* What the task asks *
Listed below are entries; give the number of lines among them that include "Fragen", and only that number.

* Records to use *
══════════
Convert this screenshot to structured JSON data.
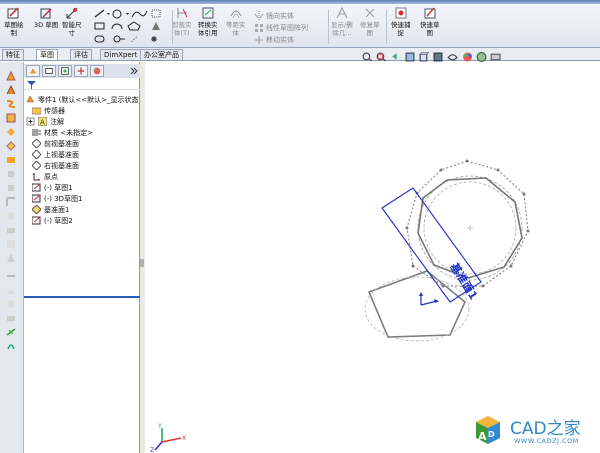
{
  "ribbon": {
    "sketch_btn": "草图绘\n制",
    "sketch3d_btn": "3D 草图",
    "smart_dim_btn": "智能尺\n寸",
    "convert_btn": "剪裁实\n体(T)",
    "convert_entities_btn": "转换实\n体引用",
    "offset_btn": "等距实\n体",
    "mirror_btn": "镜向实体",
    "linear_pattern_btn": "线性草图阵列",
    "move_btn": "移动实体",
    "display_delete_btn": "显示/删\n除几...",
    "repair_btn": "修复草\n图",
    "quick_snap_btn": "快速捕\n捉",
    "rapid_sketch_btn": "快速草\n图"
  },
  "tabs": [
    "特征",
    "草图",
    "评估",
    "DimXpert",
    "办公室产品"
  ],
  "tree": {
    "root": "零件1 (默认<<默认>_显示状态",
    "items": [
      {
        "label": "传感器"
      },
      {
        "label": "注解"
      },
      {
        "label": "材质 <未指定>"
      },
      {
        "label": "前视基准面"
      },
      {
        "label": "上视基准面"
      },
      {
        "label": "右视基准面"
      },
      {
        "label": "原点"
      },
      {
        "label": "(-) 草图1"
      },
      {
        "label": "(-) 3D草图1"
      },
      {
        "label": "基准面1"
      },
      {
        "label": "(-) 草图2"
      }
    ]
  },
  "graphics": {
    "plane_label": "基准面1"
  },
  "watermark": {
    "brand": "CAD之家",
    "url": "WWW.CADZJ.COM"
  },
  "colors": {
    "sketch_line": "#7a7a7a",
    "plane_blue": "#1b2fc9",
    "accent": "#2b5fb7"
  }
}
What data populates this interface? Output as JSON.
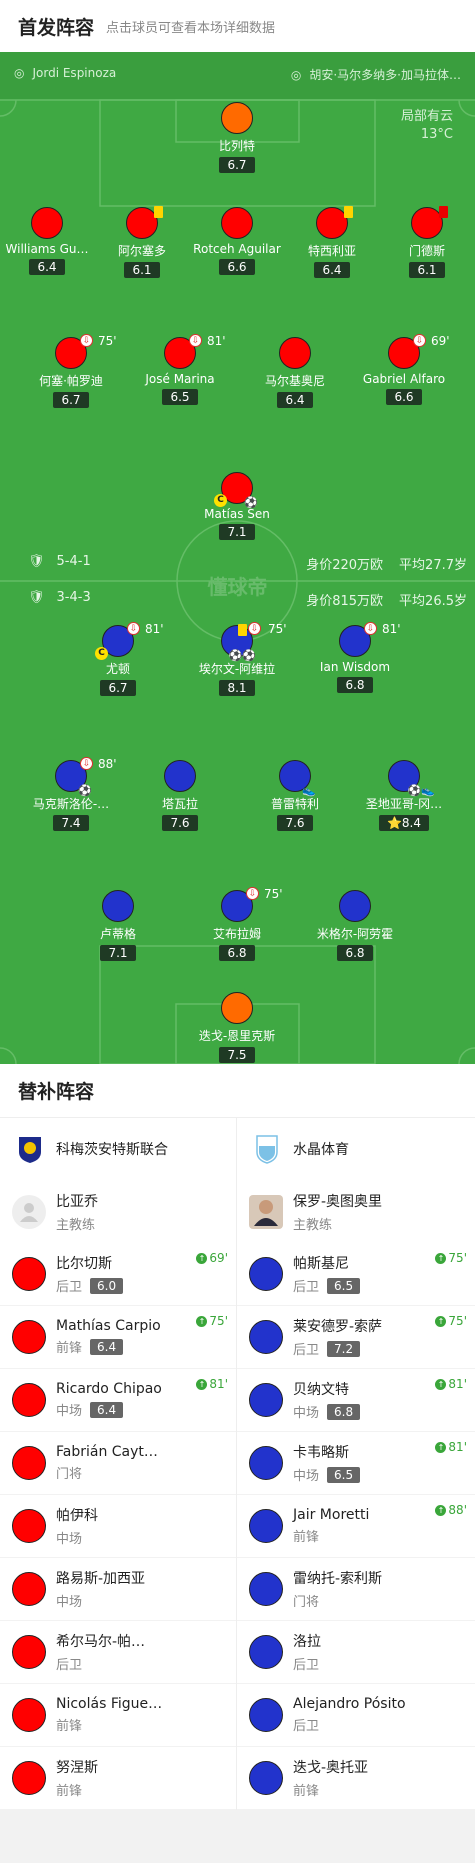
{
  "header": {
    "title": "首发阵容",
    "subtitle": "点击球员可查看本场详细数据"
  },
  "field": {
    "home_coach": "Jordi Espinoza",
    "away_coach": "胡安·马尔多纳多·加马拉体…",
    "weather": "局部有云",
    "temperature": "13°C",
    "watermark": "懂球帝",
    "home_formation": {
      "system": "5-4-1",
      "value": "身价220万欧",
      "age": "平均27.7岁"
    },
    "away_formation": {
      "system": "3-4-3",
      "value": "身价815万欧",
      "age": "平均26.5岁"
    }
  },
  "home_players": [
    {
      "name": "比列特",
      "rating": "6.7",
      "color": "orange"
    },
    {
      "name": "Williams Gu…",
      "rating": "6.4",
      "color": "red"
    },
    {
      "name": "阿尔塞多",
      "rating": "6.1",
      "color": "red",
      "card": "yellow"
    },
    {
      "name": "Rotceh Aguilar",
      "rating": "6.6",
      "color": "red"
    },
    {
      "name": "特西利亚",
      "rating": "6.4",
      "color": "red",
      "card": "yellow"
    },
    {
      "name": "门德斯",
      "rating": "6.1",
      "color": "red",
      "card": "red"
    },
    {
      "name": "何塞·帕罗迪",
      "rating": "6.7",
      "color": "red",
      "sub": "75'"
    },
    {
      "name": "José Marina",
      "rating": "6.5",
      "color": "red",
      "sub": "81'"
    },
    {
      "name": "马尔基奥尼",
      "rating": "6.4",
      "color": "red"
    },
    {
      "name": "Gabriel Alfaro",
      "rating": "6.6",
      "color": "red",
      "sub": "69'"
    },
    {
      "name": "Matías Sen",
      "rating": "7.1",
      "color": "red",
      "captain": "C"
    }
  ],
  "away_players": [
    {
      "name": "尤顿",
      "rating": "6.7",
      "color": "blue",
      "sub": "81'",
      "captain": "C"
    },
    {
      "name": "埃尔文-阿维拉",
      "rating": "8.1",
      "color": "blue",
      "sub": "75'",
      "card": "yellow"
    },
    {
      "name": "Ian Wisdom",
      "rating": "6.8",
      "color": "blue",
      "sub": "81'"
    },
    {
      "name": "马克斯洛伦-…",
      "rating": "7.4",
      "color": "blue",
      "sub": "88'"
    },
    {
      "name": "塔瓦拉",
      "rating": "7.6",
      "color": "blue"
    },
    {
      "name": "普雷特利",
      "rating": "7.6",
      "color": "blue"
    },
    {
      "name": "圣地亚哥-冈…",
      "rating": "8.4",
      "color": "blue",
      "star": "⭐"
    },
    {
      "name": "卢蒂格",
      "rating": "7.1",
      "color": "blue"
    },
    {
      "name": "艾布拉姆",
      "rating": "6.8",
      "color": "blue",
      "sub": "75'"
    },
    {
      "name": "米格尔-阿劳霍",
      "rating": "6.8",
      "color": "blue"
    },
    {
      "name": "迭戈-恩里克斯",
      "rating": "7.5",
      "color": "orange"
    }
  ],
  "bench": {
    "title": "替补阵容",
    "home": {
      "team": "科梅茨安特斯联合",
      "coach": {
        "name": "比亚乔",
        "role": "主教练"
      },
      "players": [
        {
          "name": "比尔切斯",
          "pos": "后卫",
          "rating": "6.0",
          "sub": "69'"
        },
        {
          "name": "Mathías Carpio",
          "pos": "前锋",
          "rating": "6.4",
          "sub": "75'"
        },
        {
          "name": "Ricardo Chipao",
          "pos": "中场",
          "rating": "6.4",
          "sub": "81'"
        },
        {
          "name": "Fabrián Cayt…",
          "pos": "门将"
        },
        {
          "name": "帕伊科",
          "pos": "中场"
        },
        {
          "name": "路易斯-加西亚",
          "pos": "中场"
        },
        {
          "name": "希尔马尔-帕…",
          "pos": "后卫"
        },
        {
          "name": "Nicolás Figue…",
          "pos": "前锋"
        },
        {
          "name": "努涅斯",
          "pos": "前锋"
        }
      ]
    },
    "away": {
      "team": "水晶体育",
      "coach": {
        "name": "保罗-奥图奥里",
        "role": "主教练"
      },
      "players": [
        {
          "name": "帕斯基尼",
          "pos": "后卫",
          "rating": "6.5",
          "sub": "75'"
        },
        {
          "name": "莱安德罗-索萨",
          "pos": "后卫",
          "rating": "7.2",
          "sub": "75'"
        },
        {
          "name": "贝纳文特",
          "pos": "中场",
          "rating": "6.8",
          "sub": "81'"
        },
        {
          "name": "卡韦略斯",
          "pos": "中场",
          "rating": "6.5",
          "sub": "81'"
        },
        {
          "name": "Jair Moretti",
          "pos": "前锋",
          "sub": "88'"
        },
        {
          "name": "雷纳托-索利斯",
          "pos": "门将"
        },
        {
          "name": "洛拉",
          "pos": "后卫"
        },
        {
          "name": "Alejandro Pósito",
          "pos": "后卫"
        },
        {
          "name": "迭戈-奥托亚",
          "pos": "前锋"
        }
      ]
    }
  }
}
══════════
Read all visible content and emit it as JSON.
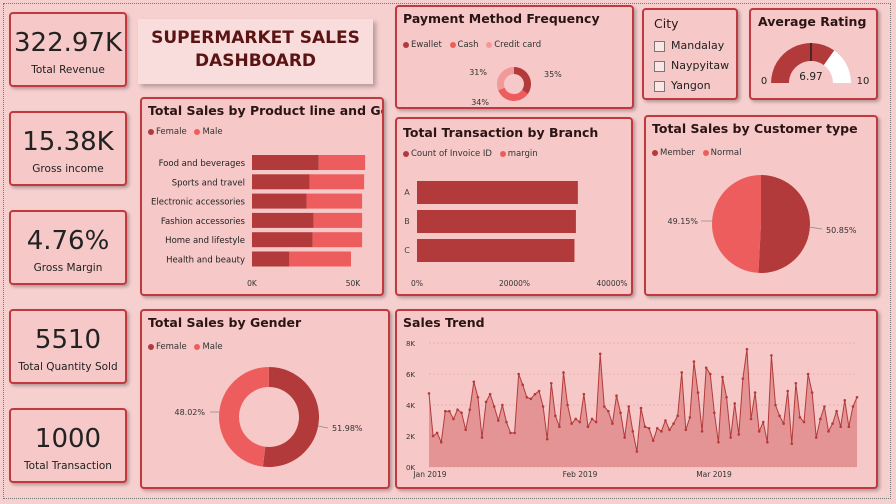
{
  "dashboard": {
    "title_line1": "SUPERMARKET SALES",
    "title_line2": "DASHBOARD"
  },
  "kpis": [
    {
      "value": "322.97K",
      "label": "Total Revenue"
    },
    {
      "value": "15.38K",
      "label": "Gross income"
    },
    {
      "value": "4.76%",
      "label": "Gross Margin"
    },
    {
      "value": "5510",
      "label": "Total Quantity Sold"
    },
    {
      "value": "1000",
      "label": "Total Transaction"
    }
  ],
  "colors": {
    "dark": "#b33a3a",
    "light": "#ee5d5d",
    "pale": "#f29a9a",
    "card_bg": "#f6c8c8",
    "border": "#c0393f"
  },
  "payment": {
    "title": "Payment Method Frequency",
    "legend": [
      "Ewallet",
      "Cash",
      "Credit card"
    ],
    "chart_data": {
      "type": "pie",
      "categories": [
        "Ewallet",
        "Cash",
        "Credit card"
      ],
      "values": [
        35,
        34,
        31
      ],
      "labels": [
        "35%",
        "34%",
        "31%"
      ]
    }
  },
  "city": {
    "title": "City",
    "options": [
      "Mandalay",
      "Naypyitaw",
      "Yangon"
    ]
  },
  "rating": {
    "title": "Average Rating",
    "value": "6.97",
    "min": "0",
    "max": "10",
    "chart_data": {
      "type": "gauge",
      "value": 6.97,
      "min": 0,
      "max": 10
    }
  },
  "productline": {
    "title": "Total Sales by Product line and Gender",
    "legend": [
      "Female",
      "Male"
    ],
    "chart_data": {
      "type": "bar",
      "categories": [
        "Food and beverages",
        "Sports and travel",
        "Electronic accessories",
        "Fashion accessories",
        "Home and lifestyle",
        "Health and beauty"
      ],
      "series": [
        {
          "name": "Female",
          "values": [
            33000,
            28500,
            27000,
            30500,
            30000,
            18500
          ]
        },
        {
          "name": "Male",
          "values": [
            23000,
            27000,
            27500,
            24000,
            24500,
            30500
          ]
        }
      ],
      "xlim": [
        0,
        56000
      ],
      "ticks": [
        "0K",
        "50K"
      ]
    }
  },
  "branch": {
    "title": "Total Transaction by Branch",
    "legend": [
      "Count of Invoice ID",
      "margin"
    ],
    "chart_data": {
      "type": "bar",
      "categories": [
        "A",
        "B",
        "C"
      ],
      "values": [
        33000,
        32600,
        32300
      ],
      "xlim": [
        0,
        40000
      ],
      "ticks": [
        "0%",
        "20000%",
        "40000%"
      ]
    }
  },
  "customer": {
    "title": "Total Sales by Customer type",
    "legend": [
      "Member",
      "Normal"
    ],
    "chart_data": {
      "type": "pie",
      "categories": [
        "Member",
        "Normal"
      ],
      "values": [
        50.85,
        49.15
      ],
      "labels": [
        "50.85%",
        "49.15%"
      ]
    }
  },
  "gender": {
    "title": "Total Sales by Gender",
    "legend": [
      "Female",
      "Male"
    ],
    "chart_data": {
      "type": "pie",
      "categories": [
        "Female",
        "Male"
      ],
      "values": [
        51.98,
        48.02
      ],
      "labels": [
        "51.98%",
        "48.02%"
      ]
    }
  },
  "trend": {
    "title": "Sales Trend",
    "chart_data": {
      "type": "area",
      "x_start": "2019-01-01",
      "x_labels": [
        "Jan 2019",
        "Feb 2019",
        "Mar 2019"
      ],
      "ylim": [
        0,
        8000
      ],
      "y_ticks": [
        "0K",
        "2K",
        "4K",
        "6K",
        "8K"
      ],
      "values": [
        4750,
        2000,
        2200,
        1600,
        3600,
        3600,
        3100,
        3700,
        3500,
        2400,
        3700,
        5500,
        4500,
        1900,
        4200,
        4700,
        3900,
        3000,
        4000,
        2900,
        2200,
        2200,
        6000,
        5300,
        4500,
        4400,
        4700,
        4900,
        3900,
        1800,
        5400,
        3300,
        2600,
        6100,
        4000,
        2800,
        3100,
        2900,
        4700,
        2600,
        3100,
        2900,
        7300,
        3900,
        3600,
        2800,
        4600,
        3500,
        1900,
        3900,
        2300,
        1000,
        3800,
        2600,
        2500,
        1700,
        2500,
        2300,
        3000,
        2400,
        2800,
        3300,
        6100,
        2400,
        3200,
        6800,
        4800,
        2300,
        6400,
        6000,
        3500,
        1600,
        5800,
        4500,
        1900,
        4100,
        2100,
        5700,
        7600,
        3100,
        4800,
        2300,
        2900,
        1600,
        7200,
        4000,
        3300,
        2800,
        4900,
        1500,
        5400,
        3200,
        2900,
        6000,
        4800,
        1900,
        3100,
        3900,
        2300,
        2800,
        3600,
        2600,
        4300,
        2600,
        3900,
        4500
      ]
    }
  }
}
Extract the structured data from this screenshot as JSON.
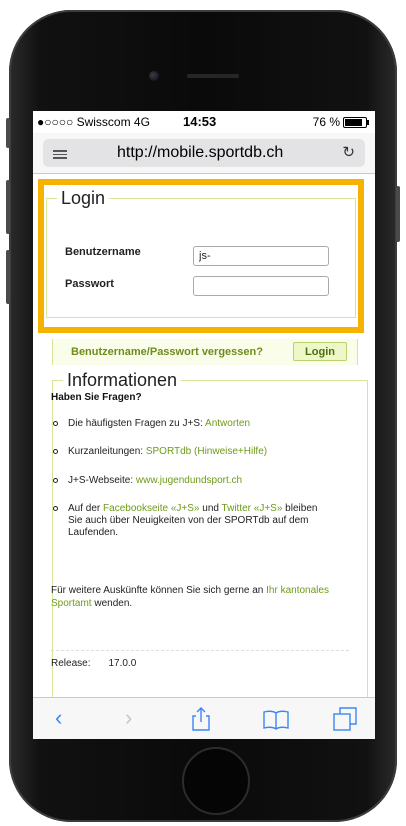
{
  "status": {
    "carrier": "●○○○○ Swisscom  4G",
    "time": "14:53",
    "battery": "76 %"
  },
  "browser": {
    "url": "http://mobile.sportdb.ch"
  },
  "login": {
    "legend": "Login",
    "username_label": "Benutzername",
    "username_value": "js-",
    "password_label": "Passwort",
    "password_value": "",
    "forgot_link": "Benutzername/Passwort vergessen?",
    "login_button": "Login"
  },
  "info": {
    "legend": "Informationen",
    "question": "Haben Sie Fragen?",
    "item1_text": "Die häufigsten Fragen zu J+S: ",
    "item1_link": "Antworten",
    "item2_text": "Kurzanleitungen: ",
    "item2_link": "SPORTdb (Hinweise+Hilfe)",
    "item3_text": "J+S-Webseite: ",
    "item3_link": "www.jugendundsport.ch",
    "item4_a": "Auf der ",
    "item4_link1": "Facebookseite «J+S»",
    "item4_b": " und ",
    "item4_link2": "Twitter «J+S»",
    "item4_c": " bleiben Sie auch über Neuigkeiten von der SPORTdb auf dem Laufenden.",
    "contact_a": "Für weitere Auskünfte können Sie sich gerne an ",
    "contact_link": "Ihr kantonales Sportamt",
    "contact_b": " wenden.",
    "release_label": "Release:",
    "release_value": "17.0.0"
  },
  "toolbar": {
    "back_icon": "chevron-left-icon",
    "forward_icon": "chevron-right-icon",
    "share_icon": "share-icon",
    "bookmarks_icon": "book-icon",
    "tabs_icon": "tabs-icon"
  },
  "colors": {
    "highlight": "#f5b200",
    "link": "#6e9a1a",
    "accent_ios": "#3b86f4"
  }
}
══════════
* Worked answer *
2